**PROMPT:** Work out how many lines of the material below mention the word "JSON"; reply with the number only.

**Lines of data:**
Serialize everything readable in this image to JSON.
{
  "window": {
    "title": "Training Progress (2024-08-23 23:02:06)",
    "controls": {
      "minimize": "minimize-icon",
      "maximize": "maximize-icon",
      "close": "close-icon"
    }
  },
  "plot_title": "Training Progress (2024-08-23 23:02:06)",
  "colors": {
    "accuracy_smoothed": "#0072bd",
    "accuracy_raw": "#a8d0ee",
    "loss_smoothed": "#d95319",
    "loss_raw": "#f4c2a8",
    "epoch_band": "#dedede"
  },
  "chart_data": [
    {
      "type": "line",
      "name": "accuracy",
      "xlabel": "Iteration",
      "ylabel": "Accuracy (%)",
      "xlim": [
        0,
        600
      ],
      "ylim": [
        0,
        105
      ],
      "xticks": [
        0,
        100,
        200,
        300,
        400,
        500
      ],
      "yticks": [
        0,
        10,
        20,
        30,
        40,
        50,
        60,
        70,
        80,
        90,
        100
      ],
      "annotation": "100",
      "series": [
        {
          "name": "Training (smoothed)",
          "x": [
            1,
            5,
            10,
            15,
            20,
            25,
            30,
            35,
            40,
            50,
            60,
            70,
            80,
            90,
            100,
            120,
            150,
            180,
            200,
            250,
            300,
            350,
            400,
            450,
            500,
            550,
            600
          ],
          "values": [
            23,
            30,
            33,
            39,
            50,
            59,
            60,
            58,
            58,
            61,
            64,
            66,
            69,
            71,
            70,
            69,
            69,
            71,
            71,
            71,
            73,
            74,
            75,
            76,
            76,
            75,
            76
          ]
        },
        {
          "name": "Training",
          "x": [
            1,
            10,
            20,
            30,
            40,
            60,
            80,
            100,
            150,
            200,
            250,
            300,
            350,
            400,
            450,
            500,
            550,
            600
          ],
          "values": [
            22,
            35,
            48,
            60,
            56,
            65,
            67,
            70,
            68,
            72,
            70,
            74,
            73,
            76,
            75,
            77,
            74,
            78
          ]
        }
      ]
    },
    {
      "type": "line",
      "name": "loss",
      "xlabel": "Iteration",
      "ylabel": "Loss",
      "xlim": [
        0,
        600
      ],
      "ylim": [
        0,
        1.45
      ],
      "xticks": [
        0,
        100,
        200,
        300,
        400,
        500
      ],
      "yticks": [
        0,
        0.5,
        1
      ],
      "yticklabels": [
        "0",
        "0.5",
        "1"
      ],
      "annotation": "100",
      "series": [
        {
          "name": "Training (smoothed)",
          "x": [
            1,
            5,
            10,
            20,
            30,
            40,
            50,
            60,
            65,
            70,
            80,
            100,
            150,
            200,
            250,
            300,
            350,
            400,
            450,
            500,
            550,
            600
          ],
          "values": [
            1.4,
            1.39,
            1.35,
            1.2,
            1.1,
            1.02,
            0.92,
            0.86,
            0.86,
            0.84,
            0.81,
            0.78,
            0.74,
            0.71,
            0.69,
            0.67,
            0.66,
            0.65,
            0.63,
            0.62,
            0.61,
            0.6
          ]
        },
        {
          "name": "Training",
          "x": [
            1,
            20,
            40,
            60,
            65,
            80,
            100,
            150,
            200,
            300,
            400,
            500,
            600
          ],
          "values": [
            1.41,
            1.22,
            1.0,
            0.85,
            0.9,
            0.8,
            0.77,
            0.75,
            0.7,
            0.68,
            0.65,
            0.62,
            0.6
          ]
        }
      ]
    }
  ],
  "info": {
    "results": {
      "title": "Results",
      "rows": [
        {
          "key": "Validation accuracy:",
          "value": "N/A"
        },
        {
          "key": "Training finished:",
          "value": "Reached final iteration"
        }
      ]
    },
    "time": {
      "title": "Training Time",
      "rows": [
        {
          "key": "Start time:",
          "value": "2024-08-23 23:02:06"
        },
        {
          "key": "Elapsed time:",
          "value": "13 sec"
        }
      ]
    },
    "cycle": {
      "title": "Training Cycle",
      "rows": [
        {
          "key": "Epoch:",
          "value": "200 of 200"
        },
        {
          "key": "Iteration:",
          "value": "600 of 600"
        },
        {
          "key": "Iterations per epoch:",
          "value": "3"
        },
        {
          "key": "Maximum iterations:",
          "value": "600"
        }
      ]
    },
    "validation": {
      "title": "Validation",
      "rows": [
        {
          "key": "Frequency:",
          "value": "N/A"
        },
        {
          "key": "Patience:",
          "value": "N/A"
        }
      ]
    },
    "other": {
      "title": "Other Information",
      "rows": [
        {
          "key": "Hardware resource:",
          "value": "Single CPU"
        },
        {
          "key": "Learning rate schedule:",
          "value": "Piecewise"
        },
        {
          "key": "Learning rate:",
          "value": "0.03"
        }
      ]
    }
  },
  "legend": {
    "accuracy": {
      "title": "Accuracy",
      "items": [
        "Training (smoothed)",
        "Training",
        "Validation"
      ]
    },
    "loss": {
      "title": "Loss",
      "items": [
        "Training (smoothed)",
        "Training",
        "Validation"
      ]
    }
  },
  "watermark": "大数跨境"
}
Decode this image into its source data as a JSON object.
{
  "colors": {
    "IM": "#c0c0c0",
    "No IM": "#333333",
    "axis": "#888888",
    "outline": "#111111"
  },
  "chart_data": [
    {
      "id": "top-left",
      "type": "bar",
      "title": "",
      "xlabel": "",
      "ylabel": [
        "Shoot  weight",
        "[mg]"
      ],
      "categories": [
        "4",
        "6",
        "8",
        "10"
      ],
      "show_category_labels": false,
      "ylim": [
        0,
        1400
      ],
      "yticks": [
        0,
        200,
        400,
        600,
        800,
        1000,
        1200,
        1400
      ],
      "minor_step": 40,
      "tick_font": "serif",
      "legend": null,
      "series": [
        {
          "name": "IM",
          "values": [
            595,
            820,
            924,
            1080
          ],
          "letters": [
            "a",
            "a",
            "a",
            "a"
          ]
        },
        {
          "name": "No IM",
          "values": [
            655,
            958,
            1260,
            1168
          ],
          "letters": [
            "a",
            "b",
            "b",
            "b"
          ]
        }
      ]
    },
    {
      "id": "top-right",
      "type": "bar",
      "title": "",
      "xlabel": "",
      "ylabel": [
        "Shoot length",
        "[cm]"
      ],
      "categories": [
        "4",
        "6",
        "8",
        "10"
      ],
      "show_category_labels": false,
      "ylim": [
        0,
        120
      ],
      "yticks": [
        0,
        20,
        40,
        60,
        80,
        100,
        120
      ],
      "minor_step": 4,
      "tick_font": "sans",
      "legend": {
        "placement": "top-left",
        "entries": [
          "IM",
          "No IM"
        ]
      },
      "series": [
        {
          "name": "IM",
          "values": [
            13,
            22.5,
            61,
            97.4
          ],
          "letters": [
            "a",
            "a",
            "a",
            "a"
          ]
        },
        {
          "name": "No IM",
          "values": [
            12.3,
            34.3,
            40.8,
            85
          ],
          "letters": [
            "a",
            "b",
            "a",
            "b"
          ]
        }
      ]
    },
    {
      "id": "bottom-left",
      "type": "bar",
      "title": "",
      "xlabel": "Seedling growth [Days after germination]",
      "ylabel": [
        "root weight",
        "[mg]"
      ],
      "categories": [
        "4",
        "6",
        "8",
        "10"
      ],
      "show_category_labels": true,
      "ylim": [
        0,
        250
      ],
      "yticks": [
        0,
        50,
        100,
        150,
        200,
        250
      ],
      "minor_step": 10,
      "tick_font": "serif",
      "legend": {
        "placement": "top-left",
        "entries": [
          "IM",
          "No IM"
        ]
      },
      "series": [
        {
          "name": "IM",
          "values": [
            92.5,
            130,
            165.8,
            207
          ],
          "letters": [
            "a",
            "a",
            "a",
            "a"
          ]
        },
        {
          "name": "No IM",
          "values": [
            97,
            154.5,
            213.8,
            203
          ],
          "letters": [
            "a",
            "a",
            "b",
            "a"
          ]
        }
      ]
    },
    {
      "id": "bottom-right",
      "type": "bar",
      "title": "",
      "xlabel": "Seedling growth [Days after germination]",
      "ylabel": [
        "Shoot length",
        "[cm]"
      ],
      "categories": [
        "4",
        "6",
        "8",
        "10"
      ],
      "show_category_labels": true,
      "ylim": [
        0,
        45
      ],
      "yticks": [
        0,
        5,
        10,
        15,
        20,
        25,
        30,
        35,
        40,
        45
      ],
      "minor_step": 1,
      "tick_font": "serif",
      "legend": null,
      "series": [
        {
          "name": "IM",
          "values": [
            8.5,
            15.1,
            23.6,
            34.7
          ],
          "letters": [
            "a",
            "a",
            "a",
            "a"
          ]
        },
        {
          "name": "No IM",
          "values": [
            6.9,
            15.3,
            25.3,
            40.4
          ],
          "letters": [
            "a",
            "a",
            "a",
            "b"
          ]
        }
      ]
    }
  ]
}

**ANSWER FOR THE TASK:** 2